_Texto fuente_.

• • • • •

Dos amores tengo sin culpa alguna

El Universal, La Guía del Ocio, viernes 30 de octubre, 2009.

Ilustración: Lisa (Laura Linnay) y Rafe (Antonio Banderas)

El amante o The Other Man es la película dirigida por Richard Eyre (1943-) y escrita por él y Bernhard Schlink (1944-), el autor del cuento original, que está recientemente en cartelera. Es una obra que nos sorprende y nos deja colgados de la torcida brocha moral, pues demuestra que sí es posible tener dos amores —al marido y al amante—, amarlos con intensidad, sin culpa, ni detrimento en sus relaciones familiares.

El guión altera la cronología de la narración y nos pasa a la reina de corazones a inicio y al cinco de bastos antes del jockey para que así nos mantengamos ocupados sopesando el debe y el haber de esa relación amorosa.

Nada que ver con las historias decimonónicas como la de Flaubert en Madame Bovary que empieza desde el principio con el niño Bovary entrando a clases en la primaria, luego como doctor y, finalmente, como el esposo y viudo de Emma, en donde los sucesos se narran en función del tiempo hasta que se les apaga la luz.

• • • • •

_Datos proporcionados_.

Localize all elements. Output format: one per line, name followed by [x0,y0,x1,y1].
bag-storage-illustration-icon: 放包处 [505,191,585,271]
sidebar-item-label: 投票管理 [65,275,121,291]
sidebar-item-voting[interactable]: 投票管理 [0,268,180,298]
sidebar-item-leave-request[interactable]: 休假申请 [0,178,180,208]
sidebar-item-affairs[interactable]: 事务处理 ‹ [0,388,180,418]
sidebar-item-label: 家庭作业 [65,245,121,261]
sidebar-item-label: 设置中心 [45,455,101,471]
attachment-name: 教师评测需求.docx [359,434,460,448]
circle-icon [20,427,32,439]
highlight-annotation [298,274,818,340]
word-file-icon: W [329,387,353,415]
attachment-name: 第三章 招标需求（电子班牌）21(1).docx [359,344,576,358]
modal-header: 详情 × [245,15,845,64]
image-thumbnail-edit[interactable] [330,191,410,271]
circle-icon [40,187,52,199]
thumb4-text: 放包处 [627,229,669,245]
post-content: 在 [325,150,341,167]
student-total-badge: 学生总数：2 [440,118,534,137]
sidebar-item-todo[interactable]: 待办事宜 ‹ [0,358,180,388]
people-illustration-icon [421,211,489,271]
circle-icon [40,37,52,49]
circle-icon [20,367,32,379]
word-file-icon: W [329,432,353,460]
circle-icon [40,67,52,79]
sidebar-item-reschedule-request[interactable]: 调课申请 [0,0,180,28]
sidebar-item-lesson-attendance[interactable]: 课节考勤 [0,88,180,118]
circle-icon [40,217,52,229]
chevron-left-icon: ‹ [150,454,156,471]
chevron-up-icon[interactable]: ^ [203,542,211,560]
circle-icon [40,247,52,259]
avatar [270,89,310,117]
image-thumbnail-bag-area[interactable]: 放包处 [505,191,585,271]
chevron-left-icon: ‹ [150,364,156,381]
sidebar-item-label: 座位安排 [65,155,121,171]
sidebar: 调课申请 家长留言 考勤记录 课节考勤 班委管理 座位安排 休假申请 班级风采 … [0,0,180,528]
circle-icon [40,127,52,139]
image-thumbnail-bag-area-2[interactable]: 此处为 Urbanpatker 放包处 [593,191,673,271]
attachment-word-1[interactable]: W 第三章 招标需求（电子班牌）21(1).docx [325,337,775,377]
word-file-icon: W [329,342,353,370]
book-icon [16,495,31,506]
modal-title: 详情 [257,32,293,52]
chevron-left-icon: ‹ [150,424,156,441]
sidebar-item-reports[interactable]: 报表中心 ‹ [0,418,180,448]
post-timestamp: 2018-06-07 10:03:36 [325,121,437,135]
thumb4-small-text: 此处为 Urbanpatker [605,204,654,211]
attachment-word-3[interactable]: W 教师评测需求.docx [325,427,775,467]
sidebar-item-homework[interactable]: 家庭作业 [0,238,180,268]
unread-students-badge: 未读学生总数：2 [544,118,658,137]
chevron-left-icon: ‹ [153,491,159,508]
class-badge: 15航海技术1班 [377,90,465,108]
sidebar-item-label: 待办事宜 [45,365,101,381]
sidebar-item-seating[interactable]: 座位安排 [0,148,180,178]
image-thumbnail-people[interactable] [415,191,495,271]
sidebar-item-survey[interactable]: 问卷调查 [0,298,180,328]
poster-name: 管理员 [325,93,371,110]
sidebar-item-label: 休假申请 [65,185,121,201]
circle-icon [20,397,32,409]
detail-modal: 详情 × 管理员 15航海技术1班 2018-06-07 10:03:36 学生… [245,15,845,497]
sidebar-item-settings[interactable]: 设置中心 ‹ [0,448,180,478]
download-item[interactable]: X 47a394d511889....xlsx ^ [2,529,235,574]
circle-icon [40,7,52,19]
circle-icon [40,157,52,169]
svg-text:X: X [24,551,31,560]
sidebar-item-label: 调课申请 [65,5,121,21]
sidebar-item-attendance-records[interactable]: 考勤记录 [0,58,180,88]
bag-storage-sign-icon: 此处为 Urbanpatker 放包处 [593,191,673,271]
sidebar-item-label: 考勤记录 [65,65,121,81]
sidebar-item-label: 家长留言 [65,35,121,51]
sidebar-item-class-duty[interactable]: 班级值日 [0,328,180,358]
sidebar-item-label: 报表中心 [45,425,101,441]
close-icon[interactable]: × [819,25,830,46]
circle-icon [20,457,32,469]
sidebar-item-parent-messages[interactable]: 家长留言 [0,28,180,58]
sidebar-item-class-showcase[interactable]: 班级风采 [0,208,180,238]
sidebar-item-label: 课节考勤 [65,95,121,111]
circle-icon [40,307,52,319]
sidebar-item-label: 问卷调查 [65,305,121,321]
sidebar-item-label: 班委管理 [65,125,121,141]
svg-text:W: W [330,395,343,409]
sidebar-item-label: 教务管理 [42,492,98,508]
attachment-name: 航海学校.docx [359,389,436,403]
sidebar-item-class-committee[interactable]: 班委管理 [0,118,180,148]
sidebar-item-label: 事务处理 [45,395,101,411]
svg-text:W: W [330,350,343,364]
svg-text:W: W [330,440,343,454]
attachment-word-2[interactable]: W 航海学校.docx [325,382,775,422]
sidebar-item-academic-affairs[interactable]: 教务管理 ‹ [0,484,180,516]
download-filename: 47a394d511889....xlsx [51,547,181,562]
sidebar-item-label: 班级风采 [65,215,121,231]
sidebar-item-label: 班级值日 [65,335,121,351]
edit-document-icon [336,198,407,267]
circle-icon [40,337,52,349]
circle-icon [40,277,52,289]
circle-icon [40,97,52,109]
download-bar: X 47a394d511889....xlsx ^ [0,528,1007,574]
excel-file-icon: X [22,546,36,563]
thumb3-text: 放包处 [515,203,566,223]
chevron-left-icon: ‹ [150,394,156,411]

• • • • •

_Tareas_.
A. Reproduce tal cual el fragmento de la reseña de El amante que comienza con "El guión altera" y continúa hasta "apaga la luz.".
B. ¿Concuerda cada una de estas afirmaciones con la reseña de El amante? Responde sí o no y cita textualmente las palabras que lo deciden. (i) Richard Eyre dirigió la película. (ii) Bernhard Schlink es el autor del cuento original. (iii) El guion respeta la cronología de la narración.
Básate únicamente en el texto fuente.

_Respuestas_.
A.
El guión altera la cronología de la narración y nos pasa a la reina de corazones a inicio y al cinco de bastos antes del jockey para que así nos mantengamos ocupados sopesando el debe y el haber de esa relación amorosa.

Nada que ver con las historias decimonónicas como la de Flaubert en Madame Bovary que empieza desde el principio con el niño Bovary entrando a clases en la primaria, luego como doctor y, finalmente, como el esposo y viudo de Emma, en donde los sucesos se narran en función del tiempo hasta que se les apaga la luz.

B.
(i) Sí: "es la película dirigida por Richard Eyre (1943-)".
(ii) Sí: "Bernhard Schlink (1944-), el autor del cuento original".
(iii) No: "El guión altera la cronología de la narración".